# Record excerpts
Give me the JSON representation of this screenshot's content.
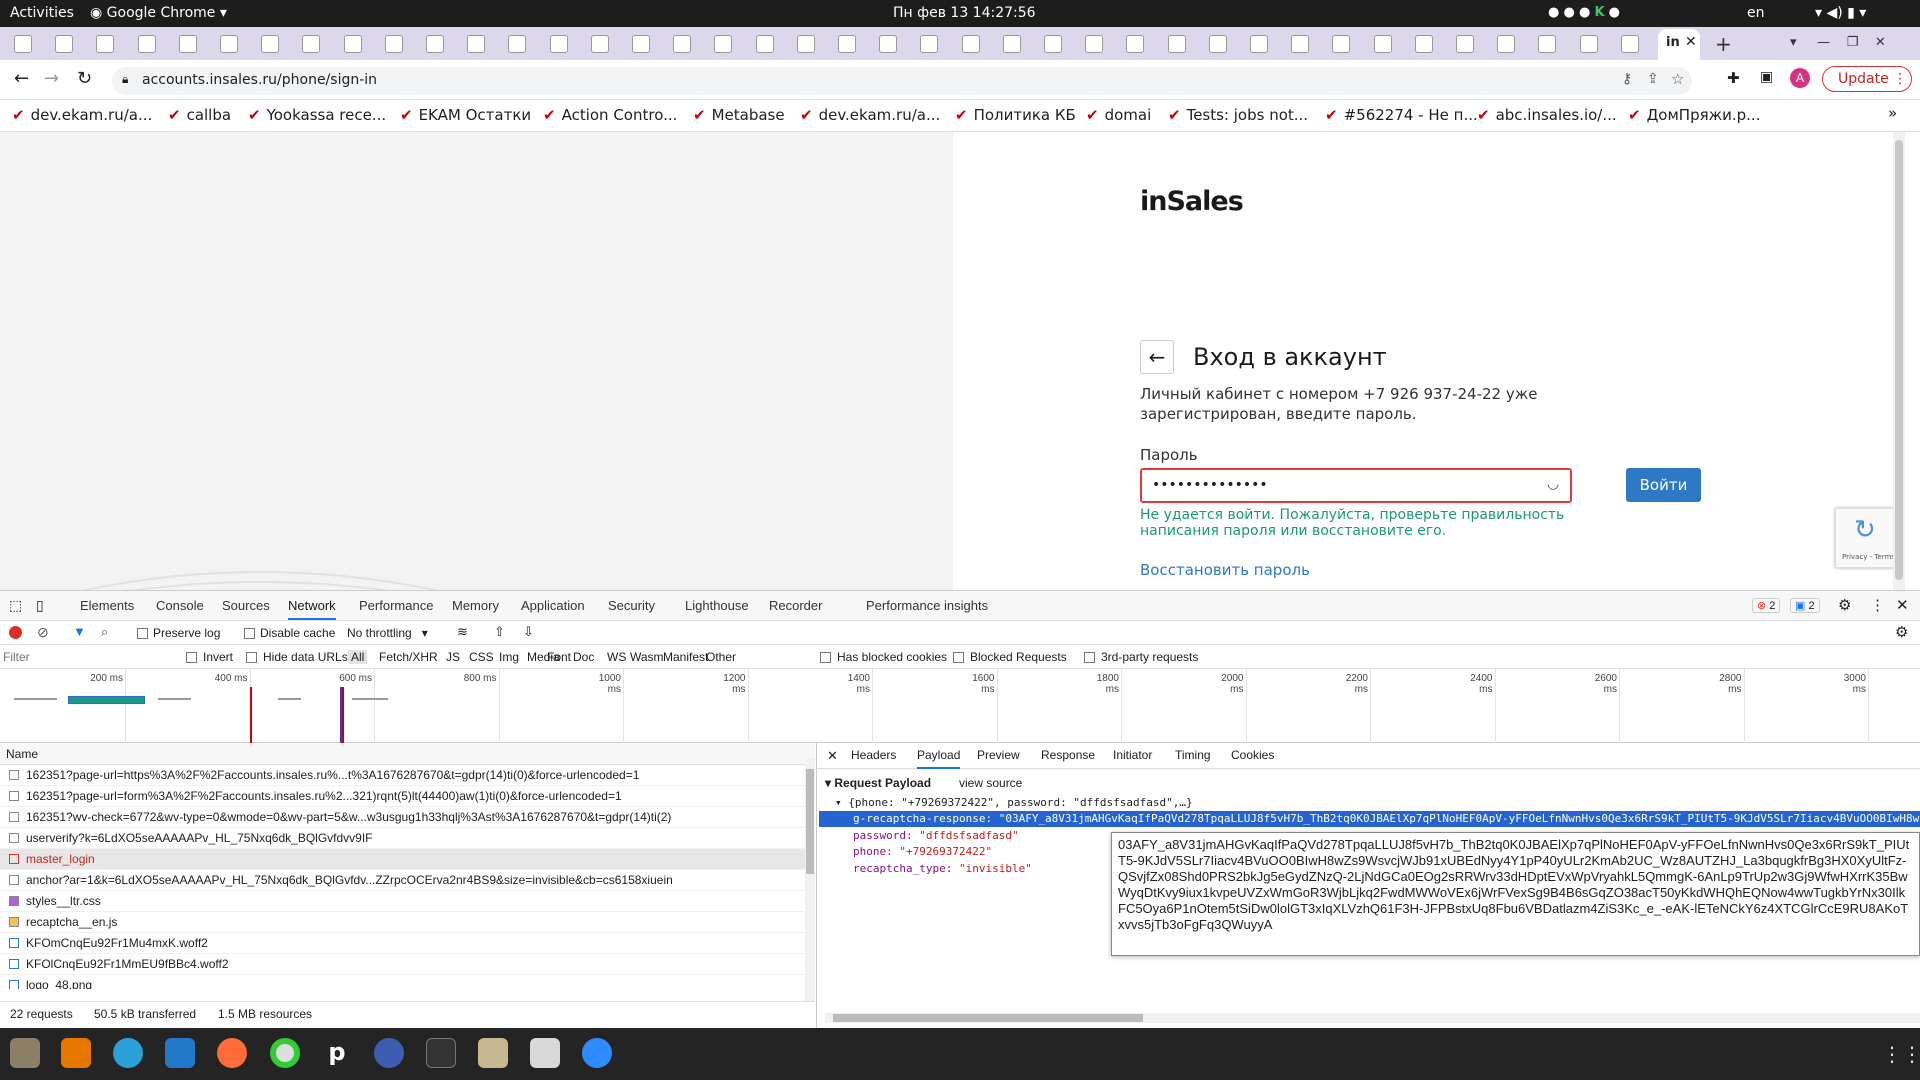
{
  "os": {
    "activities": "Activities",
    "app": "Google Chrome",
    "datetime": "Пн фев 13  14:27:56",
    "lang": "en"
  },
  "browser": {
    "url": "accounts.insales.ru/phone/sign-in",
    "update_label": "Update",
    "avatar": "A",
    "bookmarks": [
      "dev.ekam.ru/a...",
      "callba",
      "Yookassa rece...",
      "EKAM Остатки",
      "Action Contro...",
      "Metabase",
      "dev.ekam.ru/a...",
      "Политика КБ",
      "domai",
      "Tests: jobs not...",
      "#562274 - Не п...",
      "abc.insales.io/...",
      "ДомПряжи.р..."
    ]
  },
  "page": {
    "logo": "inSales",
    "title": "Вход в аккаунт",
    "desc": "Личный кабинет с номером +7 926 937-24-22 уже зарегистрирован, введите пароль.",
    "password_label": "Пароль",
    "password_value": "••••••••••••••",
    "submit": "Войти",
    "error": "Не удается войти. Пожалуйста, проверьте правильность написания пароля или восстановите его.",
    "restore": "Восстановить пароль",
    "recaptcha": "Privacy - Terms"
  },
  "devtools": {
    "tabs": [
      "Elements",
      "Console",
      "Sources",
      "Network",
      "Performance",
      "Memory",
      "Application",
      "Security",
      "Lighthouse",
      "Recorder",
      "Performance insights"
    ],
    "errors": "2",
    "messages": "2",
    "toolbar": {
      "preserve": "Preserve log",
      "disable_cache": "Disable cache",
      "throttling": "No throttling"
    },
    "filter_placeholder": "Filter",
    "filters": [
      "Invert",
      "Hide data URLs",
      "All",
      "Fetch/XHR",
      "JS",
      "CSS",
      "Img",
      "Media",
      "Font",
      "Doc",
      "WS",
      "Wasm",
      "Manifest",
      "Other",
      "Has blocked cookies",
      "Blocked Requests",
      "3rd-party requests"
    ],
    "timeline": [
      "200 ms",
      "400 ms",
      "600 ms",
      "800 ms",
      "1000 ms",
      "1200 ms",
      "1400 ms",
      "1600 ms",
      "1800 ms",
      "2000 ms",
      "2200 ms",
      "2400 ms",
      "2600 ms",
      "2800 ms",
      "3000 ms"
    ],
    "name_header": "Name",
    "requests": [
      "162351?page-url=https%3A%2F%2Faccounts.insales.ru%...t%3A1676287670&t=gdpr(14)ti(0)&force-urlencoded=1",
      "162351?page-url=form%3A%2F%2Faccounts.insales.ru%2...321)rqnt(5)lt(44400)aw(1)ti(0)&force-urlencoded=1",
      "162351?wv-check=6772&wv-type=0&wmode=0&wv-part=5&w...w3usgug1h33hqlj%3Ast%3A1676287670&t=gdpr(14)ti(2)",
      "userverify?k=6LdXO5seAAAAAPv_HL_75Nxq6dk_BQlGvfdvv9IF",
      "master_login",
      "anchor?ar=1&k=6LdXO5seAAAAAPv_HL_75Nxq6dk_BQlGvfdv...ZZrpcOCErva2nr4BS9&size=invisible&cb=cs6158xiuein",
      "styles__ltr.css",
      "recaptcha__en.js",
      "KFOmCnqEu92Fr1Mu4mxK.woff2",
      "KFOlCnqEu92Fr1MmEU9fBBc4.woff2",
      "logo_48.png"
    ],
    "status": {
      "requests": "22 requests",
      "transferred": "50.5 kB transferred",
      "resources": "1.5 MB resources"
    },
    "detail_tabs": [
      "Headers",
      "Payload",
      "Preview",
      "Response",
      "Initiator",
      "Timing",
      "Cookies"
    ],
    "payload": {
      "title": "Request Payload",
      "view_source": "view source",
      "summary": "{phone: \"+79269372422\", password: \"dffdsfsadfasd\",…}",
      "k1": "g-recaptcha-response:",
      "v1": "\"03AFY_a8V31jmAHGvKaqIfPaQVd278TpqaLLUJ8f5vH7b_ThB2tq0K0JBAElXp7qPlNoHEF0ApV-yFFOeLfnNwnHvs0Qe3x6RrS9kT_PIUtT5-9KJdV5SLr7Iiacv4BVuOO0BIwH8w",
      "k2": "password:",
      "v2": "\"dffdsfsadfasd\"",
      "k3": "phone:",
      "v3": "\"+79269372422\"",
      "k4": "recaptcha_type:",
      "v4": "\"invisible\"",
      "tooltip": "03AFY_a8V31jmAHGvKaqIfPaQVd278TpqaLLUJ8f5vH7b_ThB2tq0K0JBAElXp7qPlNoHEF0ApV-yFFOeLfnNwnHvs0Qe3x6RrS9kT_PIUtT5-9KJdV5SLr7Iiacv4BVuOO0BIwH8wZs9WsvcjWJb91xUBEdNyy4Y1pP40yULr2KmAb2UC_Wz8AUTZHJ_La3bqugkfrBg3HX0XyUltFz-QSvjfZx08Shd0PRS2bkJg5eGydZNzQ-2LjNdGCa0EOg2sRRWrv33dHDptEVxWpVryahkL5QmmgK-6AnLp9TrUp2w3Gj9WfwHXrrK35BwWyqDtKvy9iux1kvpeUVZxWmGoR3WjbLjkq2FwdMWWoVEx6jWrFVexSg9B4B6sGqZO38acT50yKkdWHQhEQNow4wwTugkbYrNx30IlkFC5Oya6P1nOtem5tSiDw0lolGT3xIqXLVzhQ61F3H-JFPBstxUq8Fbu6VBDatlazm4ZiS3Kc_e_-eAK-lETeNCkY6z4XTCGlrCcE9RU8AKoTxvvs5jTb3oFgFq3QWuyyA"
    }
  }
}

# Task requirements
Among the lines of the material, find those that hold the word "dffdsfsadfasd" and copy them.

# Written reply
      "summary": "{phone: \"+79269372422\", password: \"dffdsfsadfasd\",…}",
      "v2": "\"dffdsfsadfasd\"",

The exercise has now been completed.